Entries from a visual dataset:
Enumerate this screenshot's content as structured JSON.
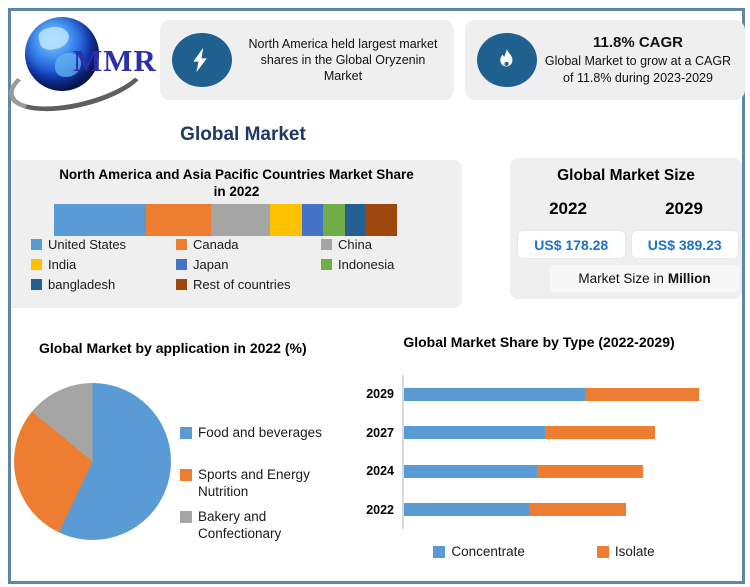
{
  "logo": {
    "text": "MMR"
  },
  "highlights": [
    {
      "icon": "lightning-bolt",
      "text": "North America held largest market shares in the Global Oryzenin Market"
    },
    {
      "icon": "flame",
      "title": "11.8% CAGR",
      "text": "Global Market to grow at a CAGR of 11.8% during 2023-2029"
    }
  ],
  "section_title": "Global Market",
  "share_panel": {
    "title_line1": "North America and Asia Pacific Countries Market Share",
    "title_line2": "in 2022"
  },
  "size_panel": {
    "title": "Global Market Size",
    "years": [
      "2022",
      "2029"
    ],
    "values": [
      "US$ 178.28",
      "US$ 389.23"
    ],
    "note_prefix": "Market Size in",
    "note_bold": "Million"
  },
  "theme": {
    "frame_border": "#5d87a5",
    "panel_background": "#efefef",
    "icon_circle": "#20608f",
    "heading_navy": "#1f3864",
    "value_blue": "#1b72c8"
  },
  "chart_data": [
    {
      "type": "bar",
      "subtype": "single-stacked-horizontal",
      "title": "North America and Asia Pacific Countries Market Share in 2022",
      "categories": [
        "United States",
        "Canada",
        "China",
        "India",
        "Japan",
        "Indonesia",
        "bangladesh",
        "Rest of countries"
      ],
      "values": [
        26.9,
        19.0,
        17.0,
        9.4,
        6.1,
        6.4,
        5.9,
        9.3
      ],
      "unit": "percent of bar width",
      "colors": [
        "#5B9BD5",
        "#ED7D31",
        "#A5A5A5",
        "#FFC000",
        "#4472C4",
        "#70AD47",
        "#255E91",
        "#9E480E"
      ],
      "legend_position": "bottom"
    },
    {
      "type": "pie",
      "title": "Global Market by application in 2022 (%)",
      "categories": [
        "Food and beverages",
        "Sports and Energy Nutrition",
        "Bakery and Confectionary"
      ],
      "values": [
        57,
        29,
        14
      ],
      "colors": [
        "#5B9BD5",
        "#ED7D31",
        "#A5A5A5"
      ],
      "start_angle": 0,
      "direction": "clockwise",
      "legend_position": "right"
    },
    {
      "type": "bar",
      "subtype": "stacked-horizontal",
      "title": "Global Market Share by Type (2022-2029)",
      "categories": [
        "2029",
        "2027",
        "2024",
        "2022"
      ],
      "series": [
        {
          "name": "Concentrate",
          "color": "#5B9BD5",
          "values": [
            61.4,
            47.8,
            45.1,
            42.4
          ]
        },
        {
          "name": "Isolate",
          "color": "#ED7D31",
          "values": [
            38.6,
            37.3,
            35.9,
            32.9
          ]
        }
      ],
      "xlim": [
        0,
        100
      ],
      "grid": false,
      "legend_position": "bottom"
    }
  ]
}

--

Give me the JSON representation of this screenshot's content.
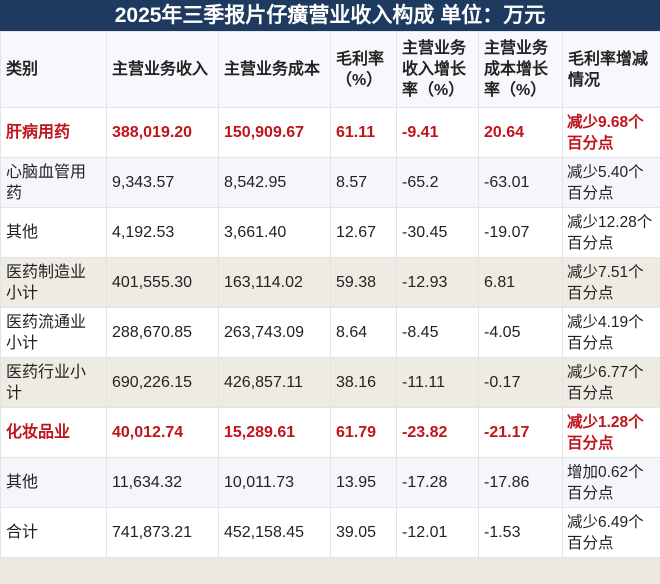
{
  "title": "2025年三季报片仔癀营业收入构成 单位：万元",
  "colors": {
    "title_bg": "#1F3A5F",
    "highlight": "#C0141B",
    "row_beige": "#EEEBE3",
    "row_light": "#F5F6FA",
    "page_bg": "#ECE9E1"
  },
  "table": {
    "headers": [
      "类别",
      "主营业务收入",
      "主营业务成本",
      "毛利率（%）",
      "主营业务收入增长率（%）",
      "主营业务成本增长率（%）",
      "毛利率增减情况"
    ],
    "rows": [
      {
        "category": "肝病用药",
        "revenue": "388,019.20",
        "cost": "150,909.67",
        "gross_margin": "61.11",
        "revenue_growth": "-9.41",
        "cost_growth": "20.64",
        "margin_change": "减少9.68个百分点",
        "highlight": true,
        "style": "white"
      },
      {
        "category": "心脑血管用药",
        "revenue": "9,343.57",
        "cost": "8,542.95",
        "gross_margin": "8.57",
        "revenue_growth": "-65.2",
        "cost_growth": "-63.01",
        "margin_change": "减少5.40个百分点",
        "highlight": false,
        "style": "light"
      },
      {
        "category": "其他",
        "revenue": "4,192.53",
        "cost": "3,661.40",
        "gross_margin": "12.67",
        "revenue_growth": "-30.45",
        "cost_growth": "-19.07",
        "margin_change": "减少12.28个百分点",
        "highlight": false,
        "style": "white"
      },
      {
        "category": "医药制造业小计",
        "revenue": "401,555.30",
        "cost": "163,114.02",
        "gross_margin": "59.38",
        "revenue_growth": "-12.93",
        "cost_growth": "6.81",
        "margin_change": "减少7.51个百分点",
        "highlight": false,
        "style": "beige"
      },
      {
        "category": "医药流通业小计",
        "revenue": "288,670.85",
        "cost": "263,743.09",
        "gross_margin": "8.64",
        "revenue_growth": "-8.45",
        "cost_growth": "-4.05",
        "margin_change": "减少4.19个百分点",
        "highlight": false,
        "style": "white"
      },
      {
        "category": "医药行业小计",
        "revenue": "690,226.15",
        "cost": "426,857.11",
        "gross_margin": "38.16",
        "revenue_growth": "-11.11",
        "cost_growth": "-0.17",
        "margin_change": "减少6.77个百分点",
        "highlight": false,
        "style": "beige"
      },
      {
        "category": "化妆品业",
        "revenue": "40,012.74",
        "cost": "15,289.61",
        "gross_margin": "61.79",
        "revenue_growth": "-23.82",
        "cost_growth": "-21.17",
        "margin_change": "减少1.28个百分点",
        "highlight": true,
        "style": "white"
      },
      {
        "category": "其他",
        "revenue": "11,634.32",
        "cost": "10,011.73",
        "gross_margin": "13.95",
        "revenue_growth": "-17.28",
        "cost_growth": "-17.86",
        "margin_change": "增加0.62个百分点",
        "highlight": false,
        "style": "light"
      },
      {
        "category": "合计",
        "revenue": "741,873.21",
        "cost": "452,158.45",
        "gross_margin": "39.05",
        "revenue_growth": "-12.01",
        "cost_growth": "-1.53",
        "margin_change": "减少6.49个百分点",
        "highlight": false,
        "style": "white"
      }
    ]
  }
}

---

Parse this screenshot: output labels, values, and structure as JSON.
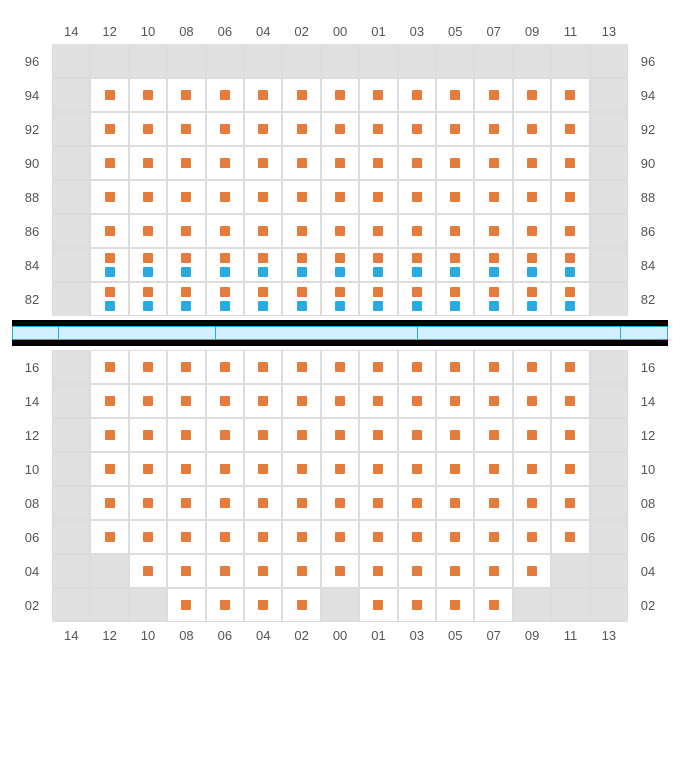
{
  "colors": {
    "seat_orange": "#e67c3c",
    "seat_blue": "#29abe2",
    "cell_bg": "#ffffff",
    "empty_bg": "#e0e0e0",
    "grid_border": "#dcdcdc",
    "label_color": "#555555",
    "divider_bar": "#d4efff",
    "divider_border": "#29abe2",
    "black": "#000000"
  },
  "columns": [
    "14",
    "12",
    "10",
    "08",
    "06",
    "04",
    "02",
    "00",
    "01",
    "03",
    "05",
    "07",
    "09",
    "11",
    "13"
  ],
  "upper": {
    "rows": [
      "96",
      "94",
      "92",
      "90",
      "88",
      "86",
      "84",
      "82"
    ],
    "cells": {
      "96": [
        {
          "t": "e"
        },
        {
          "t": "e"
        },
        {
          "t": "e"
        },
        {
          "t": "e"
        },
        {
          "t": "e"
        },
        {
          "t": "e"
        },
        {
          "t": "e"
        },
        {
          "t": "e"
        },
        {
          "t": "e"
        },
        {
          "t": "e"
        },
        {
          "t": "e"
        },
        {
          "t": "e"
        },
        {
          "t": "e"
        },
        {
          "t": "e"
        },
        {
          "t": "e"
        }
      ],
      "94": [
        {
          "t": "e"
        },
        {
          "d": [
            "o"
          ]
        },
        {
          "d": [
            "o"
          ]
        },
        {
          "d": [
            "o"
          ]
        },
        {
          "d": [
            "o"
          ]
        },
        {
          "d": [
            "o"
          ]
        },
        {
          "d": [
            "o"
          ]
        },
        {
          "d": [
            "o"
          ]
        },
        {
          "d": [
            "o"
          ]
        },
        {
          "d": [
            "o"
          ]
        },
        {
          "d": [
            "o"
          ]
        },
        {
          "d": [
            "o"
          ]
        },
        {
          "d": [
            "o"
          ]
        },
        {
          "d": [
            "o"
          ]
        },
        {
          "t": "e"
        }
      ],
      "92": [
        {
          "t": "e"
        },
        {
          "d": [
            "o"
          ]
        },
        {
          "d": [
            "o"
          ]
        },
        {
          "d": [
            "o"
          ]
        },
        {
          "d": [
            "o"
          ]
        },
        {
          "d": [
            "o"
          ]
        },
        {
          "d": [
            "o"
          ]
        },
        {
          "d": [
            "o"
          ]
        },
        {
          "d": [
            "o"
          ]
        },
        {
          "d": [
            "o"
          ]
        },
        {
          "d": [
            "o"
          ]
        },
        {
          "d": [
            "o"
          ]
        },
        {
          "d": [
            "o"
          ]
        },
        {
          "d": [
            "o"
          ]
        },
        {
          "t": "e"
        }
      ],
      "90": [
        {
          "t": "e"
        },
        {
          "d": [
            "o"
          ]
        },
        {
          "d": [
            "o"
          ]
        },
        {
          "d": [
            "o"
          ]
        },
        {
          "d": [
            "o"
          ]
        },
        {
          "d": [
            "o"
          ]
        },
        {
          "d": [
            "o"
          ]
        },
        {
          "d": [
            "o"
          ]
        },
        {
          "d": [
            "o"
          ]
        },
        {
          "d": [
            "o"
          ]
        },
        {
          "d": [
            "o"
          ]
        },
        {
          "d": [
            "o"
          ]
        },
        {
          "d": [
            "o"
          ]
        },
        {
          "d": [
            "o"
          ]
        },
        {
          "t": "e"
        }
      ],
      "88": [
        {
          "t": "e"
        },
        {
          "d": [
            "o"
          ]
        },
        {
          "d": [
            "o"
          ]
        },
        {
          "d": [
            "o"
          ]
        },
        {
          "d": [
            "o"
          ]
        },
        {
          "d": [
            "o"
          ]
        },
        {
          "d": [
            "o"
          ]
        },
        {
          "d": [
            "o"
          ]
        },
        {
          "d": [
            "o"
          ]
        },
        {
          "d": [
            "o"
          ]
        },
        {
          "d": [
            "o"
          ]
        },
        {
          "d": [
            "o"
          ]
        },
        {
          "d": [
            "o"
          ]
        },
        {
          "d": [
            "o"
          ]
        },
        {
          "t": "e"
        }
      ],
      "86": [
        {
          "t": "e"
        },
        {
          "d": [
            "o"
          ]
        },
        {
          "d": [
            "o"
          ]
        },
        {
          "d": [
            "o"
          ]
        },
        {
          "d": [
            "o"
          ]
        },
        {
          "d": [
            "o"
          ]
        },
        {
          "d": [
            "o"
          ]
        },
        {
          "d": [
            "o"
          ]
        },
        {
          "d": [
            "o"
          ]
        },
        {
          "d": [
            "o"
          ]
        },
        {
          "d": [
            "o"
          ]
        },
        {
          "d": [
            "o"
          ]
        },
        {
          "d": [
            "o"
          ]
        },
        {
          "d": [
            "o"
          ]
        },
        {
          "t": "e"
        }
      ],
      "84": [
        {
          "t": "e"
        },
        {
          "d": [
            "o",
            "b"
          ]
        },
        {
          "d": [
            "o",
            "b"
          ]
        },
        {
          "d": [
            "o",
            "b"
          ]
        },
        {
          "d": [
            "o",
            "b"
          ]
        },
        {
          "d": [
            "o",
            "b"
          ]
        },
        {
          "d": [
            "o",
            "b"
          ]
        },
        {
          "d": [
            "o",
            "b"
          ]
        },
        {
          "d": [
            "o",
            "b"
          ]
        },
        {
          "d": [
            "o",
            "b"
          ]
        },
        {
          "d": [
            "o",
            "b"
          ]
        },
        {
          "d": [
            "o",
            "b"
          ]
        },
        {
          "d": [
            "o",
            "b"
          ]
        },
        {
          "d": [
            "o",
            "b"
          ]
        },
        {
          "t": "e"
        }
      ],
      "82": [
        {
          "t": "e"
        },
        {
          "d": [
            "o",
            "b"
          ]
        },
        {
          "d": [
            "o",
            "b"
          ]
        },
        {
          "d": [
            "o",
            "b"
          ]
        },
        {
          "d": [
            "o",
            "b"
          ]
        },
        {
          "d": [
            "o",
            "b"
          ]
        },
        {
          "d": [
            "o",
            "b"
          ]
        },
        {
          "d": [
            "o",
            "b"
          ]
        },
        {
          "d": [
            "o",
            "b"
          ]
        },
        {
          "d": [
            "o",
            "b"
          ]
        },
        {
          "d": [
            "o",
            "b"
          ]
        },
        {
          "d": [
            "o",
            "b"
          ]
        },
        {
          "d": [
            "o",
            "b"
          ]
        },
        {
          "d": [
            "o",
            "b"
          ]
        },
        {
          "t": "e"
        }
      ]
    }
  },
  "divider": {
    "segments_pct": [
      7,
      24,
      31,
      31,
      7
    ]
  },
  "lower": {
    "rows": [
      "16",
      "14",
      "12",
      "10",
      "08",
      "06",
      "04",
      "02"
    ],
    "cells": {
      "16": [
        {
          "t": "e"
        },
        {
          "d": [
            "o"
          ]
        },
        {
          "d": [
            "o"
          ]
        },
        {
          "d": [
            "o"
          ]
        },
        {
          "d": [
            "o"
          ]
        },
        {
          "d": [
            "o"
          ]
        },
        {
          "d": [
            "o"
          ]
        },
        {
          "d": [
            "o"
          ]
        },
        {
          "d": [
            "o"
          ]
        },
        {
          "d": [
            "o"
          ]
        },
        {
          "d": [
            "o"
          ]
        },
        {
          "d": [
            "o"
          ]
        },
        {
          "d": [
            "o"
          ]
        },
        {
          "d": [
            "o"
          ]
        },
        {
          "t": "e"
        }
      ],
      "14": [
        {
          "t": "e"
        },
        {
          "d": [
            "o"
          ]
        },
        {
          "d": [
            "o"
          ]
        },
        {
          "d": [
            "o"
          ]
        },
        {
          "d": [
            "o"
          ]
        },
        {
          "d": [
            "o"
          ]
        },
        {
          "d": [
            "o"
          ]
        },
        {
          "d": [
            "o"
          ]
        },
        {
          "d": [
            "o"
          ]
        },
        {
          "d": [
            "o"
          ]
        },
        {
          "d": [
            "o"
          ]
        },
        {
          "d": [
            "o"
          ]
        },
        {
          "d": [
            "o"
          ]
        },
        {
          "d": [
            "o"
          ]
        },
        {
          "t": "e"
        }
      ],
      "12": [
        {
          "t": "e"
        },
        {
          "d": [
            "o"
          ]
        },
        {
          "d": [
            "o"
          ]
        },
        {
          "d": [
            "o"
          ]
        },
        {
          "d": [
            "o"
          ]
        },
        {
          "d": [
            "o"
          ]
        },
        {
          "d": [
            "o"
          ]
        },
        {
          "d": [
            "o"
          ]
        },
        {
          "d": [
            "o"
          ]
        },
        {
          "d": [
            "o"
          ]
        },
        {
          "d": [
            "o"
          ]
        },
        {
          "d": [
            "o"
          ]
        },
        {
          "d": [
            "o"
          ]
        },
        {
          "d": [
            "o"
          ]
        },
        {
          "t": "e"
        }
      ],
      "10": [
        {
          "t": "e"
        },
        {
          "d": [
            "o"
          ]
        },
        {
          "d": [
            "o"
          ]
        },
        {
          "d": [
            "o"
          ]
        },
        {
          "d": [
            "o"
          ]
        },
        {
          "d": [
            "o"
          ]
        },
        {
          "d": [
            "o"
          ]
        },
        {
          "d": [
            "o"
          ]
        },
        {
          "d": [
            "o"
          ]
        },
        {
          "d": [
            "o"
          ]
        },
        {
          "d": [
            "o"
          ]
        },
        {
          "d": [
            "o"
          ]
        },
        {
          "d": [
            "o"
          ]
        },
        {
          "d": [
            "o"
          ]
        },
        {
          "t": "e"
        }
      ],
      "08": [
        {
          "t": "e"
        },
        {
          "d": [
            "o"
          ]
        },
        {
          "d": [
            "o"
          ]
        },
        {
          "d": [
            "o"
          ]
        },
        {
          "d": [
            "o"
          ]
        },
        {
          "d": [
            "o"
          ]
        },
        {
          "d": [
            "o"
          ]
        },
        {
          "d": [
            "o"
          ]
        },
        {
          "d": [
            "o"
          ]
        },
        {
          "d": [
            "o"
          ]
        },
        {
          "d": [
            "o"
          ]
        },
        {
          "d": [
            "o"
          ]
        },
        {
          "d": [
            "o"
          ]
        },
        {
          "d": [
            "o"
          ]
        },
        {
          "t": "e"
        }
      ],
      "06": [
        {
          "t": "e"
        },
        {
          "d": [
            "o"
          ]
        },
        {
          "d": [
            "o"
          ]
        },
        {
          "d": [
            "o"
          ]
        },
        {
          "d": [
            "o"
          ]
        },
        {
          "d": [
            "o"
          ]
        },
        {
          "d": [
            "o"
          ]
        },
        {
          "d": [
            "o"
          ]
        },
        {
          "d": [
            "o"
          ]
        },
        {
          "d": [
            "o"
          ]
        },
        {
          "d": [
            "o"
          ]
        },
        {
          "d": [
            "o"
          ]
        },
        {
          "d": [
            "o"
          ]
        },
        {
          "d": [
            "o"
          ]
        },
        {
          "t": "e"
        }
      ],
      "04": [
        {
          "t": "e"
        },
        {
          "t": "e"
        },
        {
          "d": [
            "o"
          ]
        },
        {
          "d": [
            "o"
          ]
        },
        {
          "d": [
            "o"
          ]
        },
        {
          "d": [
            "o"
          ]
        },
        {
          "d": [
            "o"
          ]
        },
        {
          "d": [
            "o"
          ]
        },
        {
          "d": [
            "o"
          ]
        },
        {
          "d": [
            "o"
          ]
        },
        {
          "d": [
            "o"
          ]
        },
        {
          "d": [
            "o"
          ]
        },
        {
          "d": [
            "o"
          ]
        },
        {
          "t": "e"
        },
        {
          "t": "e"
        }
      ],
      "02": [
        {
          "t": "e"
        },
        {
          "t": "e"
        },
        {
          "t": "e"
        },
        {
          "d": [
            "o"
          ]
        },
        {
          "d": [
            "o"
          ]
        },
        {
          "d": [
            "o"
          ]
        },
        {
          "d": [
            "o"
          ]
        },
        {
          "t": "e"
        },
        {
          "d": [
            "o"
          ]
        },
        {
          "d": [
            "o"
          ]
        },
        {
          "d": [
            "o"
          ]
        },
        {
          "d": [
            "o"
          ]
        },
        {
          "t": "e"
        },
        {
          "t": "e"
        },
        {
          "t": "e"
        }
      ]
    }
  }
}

▶ _Problem statement_
How many lines in the listing above contain "Pacific"? Answer with the number alone.

▶ _Output_
2